# Given exercise:
Reproduce all the entries exactly.

# Provided records:
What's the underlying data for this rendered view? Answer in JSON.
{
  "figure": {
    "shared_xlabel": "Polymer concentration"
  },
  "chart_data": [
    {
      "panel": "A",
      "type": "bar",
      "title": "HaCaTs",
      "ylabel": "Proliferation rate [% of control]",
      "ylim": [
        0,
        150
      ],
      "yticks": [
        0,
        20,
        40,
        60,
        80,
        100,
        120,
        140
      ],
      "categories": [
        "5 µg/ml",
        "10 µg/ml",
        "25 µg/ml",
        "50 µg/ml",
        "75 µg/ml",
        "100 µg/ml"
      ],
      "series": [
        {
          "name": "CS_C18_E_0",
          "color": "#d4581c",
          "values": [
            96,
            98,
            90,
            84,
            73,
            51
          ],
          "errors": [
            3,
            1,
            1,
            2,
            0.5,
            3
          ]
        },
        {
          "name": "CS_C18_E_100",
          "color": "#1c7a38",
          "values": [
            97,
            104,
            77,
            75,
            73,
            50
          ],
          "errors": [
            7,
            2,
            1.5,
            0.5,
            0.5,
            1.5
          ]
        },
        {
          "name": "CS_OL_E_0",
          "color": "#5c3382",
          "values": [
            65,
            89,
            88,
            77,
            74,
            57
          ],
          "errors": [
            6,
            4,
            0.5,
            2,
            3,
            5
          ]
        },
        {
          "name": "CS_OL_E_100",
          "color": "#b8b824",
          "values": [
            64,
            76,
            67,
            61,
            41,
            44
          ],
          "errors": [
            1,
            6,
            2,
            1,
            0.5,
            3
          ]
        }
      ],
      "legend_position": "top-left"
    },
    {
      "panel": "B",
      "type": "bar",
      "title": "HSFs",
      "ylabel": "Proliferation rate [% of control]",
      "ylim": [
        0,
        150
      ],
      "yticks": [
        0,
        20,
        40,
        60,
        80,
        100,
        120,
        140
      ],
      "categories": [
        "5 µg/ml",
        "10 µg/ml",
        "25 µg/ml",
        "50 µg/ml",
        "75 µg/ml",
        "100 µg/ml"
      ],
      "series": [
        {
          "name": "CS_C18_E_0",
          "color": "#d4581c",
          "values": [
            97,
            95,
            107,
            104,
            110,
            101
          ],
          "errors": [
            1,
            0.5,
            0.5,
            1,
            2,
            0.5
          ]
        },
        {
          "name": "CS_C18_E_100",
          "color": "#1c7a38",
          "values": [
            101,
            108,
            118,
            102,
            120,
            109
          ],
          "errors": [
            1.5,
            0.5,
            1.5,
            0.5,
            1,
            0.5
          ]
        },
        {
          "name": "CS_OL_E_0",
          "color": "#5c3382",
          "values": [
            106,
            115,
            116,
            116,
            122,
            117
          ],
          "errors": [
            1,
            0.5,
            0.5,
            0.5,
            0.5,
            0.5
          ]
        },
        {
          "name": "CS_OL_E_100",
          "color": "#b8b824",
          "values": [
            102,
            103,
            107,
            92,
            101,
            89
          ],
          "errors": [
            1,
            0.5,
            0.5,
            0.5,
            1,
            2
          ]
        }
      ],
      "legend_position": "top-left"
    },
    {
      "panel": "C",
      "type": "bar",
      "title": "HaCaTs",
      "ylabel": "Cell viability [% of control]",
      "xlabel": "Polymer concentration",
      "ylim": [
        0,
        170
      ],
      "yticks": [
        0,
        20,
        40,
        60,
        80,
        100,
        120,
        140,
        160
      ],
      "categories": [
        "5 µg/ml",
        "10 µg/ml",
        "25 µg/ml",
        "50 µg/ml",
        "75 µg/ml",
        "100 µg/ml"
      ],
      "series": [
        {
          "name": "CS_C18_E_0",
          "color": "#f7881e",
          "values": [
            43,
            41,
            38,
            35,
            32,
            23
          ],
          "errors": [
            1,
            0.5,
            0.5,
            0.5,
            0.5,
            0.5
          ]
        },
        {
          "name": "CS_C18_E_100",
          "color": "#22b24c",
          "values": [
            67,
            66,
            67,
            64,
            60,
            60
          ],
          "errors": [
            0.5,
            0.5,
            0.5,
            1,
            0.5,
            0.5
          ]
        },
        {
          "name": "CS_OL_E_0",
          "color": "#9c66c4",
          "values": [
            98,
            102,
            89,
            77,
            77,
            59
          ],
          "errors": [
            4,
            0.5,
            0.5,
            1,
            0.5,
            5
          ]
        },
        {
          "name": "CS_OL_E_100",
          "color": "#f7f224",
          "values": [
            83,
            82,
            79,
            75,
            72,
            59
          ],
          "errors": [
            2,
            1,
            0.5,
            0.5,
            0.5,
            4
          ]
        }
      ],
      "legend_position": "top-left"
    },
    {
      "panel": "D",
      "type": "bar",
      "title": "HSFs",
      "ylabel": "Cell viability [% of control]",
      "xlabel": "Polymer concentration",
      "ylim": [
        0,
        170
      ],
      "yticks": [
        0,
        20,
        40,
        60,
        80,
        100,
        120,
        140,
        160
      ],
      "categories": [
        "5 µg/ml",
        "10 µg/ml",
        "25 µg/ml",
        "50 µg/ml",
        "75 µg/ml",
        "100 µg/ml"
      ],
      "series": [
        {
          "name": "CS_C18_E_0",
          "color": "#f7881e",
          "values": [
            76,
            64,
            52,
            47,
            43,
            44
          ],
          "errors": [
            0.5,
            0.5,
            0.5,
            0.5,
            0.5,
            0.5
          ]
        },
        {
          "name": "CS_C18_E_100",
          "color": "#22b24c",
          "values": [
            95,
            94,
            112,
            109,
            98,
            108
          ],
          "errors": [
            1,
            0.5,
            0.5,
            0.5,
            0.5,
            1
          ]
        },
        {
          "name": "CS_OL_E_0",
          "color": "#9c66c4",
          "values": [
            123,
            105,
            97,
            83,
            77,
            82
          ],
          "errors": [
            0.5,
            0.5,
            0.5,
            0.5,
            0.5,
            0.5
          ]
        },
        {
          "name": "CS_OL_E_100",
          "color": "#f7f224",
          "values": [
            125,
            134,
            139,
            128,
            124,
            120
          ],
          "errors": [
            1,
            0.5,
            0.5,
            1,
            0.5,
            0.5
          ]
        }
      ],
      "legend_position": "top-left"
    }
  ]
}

# Result of this exercise:
What's the underlying data for this rendered view? Answer in JSON.
{
  "figure": {
    "shared_xlabel": "Polymer concentration"
  },
  "chart_data": [
    {
      "panel": "A",
      "type": "bar",
      "title": "HaCaTs",
      "ylabel": "Proliferation rate [% of control]",
      "ylim": [
        0,
        150
      ],
      "yticks": [
        0,
        20,
        40,
        60,
        80,
        100,
        120,
        140
      ],
      "categories": [
        "5 µg/ml",
        "10 µg/ml",
        "25 µg/ml",
        "50 µg/ml",
        "75 µg/ml",
        "100 µg/ml"
      ],
      "series": [
        {
          "name": "CS_C18_E_0",
          "color": "#d4581c",
          "values": [
            96,
            98,
            90,
            84,
            73,
            51
          ],
          "errors": [
            3,
            1,
            1,
            2,
            0.5,
            3
          ]
        },
        {
          "name": "CS_C18_E_100",
          "color": "#1c7a38",
          "values": [
            97,
            104,
            77,
            75,
            73,
            50
          ],
          "errors": [
            7,
            2,
            1.5,
            0.5,
            0.5,
            1.5
          ]
        },
        {
          "name": "CS_OL_E_0",
          "color": "#5c3382",
          "values": [
            65,
            89,
            88,
            77,
            74,
            57
          ],
          "errors": [
            6,
            4,
            0.5,
            2,
            3,
            5
          ]
        },
        {
          "name": "CS_OL_E_100",
          "color": "#b8b824",
          "values": [
            64,
            76,
            67,
            61,
            41,
            44
          ],
          "errors": [
            1,
            6,
            2,
            1,
            0.5,
            3
          ]
        }
      ],
      "legend_position": "top-left"
    },
    {
      "panel": "B",
      "type": "bar",
      "title": "HSFs",
      "ylabel": "Proliferation rate [% of control]",
      "ylim": [
        0,
        150
      ],
      "yticks": [
        0,
        20,
        40,
        60,
        80,
        100,
        120,
        140
      ],
      "categories": [
        "5 µg/ml",
        "10 µg/ml",
        "25 µg/ml",
        "50 µg/ml",
        "75 µg/ml",
        "100 µg/ml"
      ],
      "series": [
        {
          "name": "CS_C18_E_0",
          "color": "#d4581c",
          "values": [
            97,
            95,
            107,
            104,
            110,
            101
          ],
          "errors": [
            1,
            0.5,
            0.5,
            1,
            2,
            0.5
          ]
        },
        {
          "name": "CS_C18_E_100",
          "color": "#1c7a38",
          "values": [
            101,
            108,
            118,
            102,
            120,
            109
          ],
          "errors": [
            1.5,
            0.5,
            1.5,
            0.5,
            1,
            0.5
          ]
        },
        {
          "name": "CS_OL_E_0",
          "color": "#5c3382",
          "values": [
            106,
            115,
            116,
            116,
            122,
            117
          ],
          "errors": [
            1,
            0.5,
            0.5,
            0.5,
            0.5,
            0.5
          ]
        },
        {
          "name": "CS_OL_E_100",
          "color": "#b8b824",
          "values": [
            102,
            103,
            107,
            92,
            101,
            89
          ],
          "errors": [
            1,
            0.5,
            0.5,
            0.5,
            1,
            2
          ]
        }
      ],
      "legend_position": "top-left"
    },
    {
      "panel": "C",
      "type": "bar",
      "title": "HaCaTs",
      "ylabel": "Cell viability [% of control]",
      "xlabel": "Polymer concentration",
      "ylim": [
        0,
        170
      ],
      "yticks": [
        0,
        20,
        40,
        60,
        80,
        100,
        120,
        140,
        160
      ],
      "categories": [
        "5 µg/ml",
        "10 µg/ml",
        "25 µg/ml",
        "50 µg/ml",
        "75 µg/ml",
        "100 µg/ml"
      ],
      "series": [
        {
          "name": "CS_C18_E_0",
          "color": "#f7881e",
          "values": [
            43,
            41,
            38,
            35,
            32,
            23
          ],
          "errors": [
            1,
            0.5,
            0.5,
            0.5,
            0.5,
            0.5
          ]
        },
        {
          "name": "CS_C18_E_100",
          "color": "#22b24c",
          "values": [
            67,
            66,
            67,
            64,
            60,
            60
          ],
          "errors": [
            0.5,
            0.5,
            0.5,
            1,
            0.5,
            0.5
          ]
        },
        {
          "name": "CS_OL_E_0",
          "color": "#9c66c4",
          "values": [
            98,
            102,
            89,
            77,
            77,
            59
          ],
          "errors": [
            4,
            0.5,
            0.5,
            1,
            0.5,
            5
          ]
        },
        {
          "name": "CS_OL_E_100",
          "color": "#f7f224",
          "values": [
            83,
            82,
            79,
            75,
            72,
            59
          ],
          "errors": [
            2,
            1,
            0.5,
            0.5,
            0.5,
            4
          ]
        }
      ],
      "legend_position": "top-left"
    },
    {
      "panel": "D",
      "type": "bar",
      "title": "HSFs",
      "ylabel": "Cell viability [% of control]",
      "xlabel": "Polymer concentration",
      "ylim": [
        0,
        170
      ],
      "yticks": [
        0,
        20,
        40,
        60,
        80,
        100,
        120,
        140,
        160
      ],
      "categories": [
        "5 µg/ml",
        "10 µg/ml",
        "25 µg/ml",
        "50 µg/ml",
        "75 µg/ml",
        "100 µg/ml"
      ],
      "series": [
        {
          "name": "CS_C18_E_0",
          "color": "#f7881e",
          "values": [
            76,
            64,
            52,
            47,
            43,
            44
          ],
          "errors": [
            0.5,
            0.5,
            0.5,
            0.5,
            0.5,
            0.5
          ]
        },
        {
          "name": "CS_C18_E_100",
          "color": "#22b24c",
          "values": [
            95,
            94,
            112,
            109,
            98,
            108
          ],
          "errors": [
            1,
            0.5,
            0.5,
            0.5,
            0.5,
            1
          ]
        },
        {
          "name": "CS_OL_E_0",
          "color": "#9c66c4",
          "values": [
            123,
            105,
            97,
            83,
            77,
            82
          ],
          "errors": [
            0.5,
            0.5,
            0.5,
            0.5,
            0.5,
            0.5
          ]
        },
        {
          "name": "CS_OL_E_100",
          "color": "#f7f224",
          "values": [
            125,
            134,
            139,
            128,
            124,
            120
          ],
          "errors": [
            1,
            0.5,
            0.5,
            1,
            0.5,
            0.5
          ]
        }
      ],
      "legend_position": "top-left"
    }
  ]
}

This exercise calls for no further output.